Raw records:
-- start --

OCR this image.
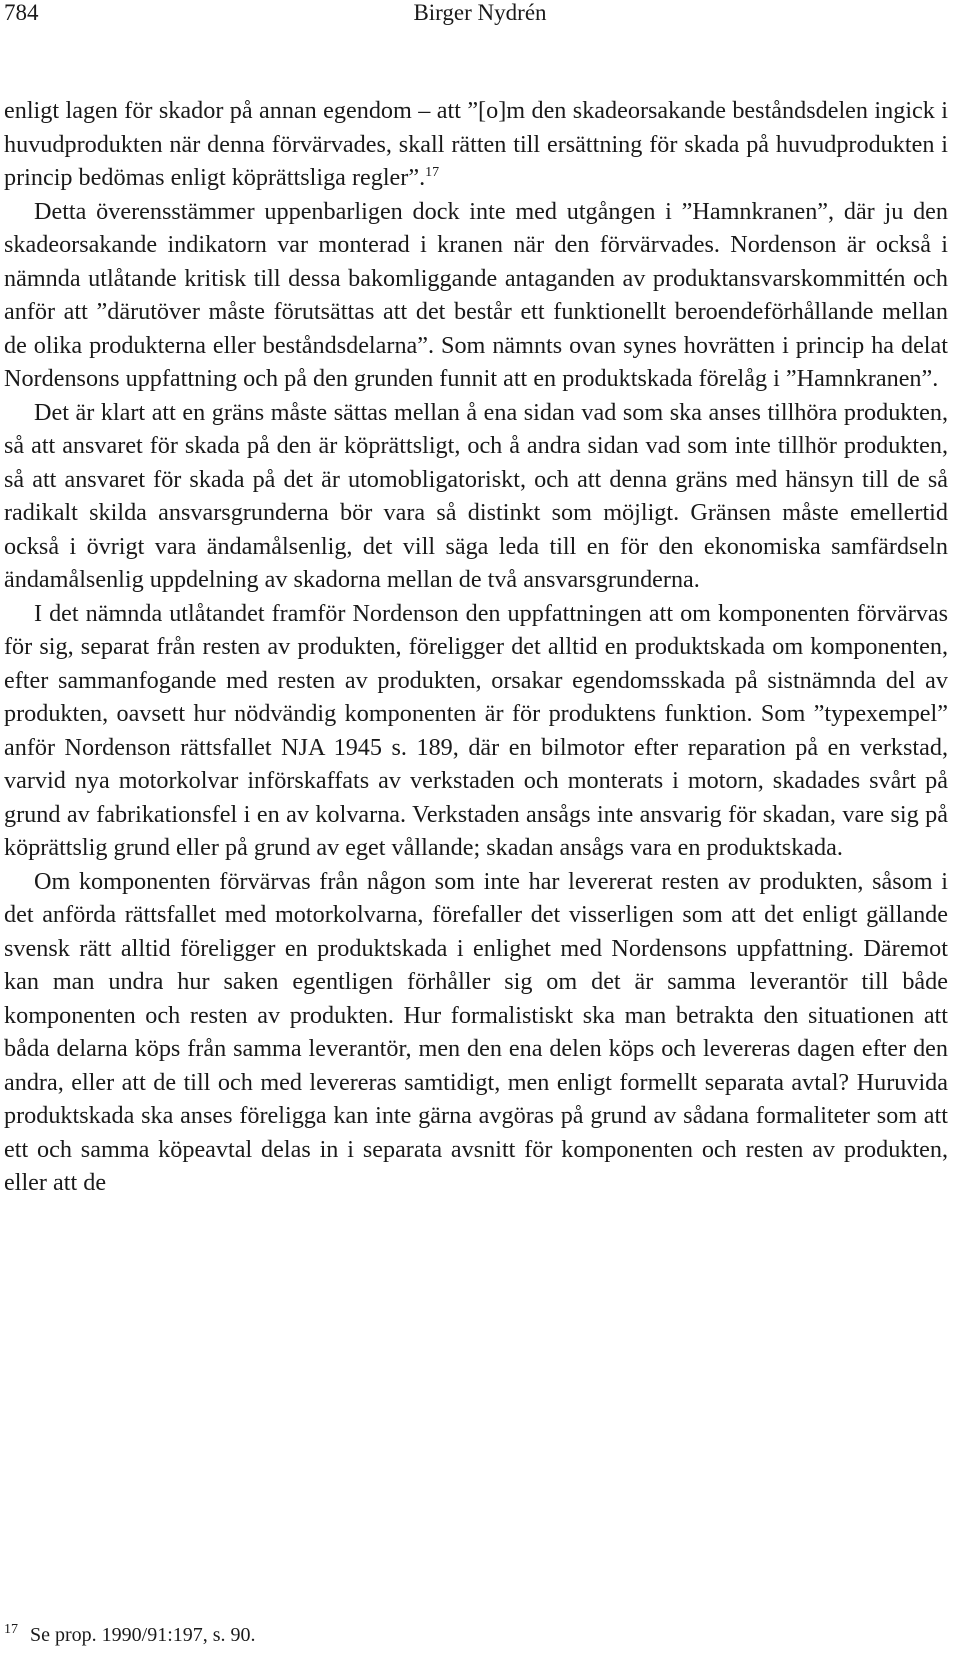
784	Birger Nydrén

enligt lagen för skador på annan egendom – att ”[o]m den skadeorsakande beståndsdelen ingick i huvudprodukten när denna förvärvades, skall rätten till ersättning för skada på huvudprodukten i princip bedömas enligt köprättsliga regler”.$^{17}$

Detta överensstämmer uppenbarligen dock inte med utgången i ”Hamnkranen”, där ju den skadeorsakande indikatorn var monterad i kranen när den förvärvades. Nordenson är också i nämnda utlåtande kritisk till dessa bakomliggande antaganden av produktansvarskommittén och anför att ”därutöver måste förutsättas att det består ett funktionellt beroendeförhållande mellan de olika produkterna eller beståndsdelarna”. Som nämnts ovan synes hovrätten i princip ha delat Nordensons uppfattning och på den grunden funnit att en produktskada förelåg i ”Hamnkranen”.

Det är klart att en gräns måste sättas mellan å ena sidan vad som ska anses tillhöra produkten, så att ansvaret för skada på den är köprättsligt, och å andra sidan vad som inte tillhör produkten, så att ansvaret för skada på det är utomobligatoriskt, och att denna gräns med hänsyn till de så radikalt skilda ansvarsgrunderna bör vara så distinkt som möjligt. Gränsen måste emellertid också i övrigt vara ändamålsenlig, det vill säga leda till en för den ekonomiska samfärdseln ändamålsenlig uppdelning av skadorna mellan de två ansvarsgrunderna.

I det nämnda utlåtandet framför Nordenson den uppfattningen att om komponenten förvärvas för sig, separat från resten av produkten, föreligger det alltid en produktskada om komponenten, efter sammanfogande med resten av produkten, orsakar egendomsskada på sistnämnda del av produkten, oavsett hur nödvändig komponenten är för produktens funktion. Som ”typexempel” anför Nordenson rättsfallet NJA 1945 s. 189, där en bilmotor efter reparation på en verkstad, varvid nya motorkolvar införskaffats av verkstaden och monterats i motorn, skadades svårt på grund av fabrikationsfel i en av kolvarna. Verkstaden ansågs inte ansvarig för skadan, vare sig på köprättslig grund eller på grund av eget vållande; skadan ansågs vara en produktskada.

Om komponenten förvärvas från någon som inte har levererat resten av produkten, såsom i det anförda rättsfallet med motorkolvarna, förefaller det visserligen som att det enligt gällande svensk rätt alltid föreligger en produktskada i enlighet med Nordensons uppfattning. Däremot kan man undra hur saken egentligen förhåller sig om det är samma leverantör till både komponenten och resten av produkten. Hur formalistiskt ska man betrakta den situationen att båda delarna köps från samma leverantör, men den ena delen köps och levereras dagen efter den andra, eller att de till och med levereras samtidigt, men enligt formellt separata avtal? Huruvida produktskada ska anses föreligga kan inte gärna avgöras på grund av sådana formaliteter som att ett och samma köpeavtal delas in i separata avsnitt för komponenten och resten av produkten, eller att de

$^{17}$ Se prop. 1990/91:197, s. 90.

-- end --

:: Aim of the exercise ::
Leave out the pictures and output every record above precisely as given.

:: Response to this exercise ::
OCR this image.
784	Birger Nydrén

enligt lagen för skador på annan egendom – att ”[o]m den skadeorsakande beståndsdelen ingick i huvudprodukten när denna förvärvades, skall rätten till ersättning för skada på huvudprodukten i princip bedömas enligt köprättsliga regler”.$^{17}$

Detta överensstämmer uppenbarligen dock inte med utgången i ”Hamnkranen”, där ju den skadeorsakande indikatorn var monterad i kranen när den förvärvades. Nordenson är också i nämnda utlåtande kritisk till dessa bakomliggande antaganden av produktansvarskommittén och anför att ”därutöver måste förutsättas att det består ett funktionellt beroendeförhållande mellan de olika produkterna eller beståndsdelarna”. Som nämnts ovan synes hovrätten i princip ha delat Nordensons uppfattning och på den grunden funnit att en produktskada förelåg i ”Hamnkranen”.

Det är klart att en gräns måste sättas mellan å ena sidan vad som ska anses tillhöra produkten, så att ansvaret för skada på den är köprättsligt, och å andra sidan vad som inte tillhör produkten, så att ansvaret för skada på det är utomobligatoriskt, och att denna gräns med hänsyn till de så radikalt skilda ansvarsgrunderna bör vara så distinkt som möjligt. Gränsen måste emellertid också i övrigt vara ändamålsenlig, det vill säga leda till en för den ekonomiska samfärdseln ändamålsenlig uppdelning av skadorna mellan de två ansvarsgrunderna.

I det nämnda utlåtandet framför Nordenson den uppfattningen att om komponenten förvärvas för sig, separat från resten av produkten, föreligger det alltid en produktskada om komponenten, efter sammanfogande med resten av produkten, orsakar egendomsskada på sistnämnda del av produkten, oavsett hur nödvändig komponenten är för produktens funktion. Som ”typexempel” anför Nordenson rättsfallet NJA 1945 s. 189, där en bilmotor efter reparation på en verkstad, varvid nya motorkolvar införskaffats av verkstaden och monterats i motorn, skadades svårt på grund av fabrikationsfel i en av kolvarna. Verkstaden ansågs inte ansvarig för skadan, vare sig på köprättslig grund eller på grund av eget vållande; skadan ansågs vara en produktskada.

Om komponenten förvärvas från någon som inte har levererat resten av produkten, såsom i det anförda rättsfallet med motorkolvarna, förefaller det visserligen som att det enligt gällande svensk rätt alltid föreligger en produktskada i enlighet med Nordensons uppfattning. Däremot kan man undra hur saken egentligen förhåller sig om det är samma leverantör till både komponenten och resten av produkten. Hur formalistiskt ska man betrakta den situationen att båda delarna köps från samma leverantör, men den ena delen köps och levereras dagen efter den andra, eller att de till och med levereras samtidigt, men enligt formellt separata avtal? Huruvida produktskada ska anses föreligga kan inte gärna avgöras på grund av sådana formaliteter som att ett och samma köpeavtal delas in i separata avsnitt för komponenten och resten av produkten, eller att de

$^{17}$ Se prop. 1990/91:197, s. 90.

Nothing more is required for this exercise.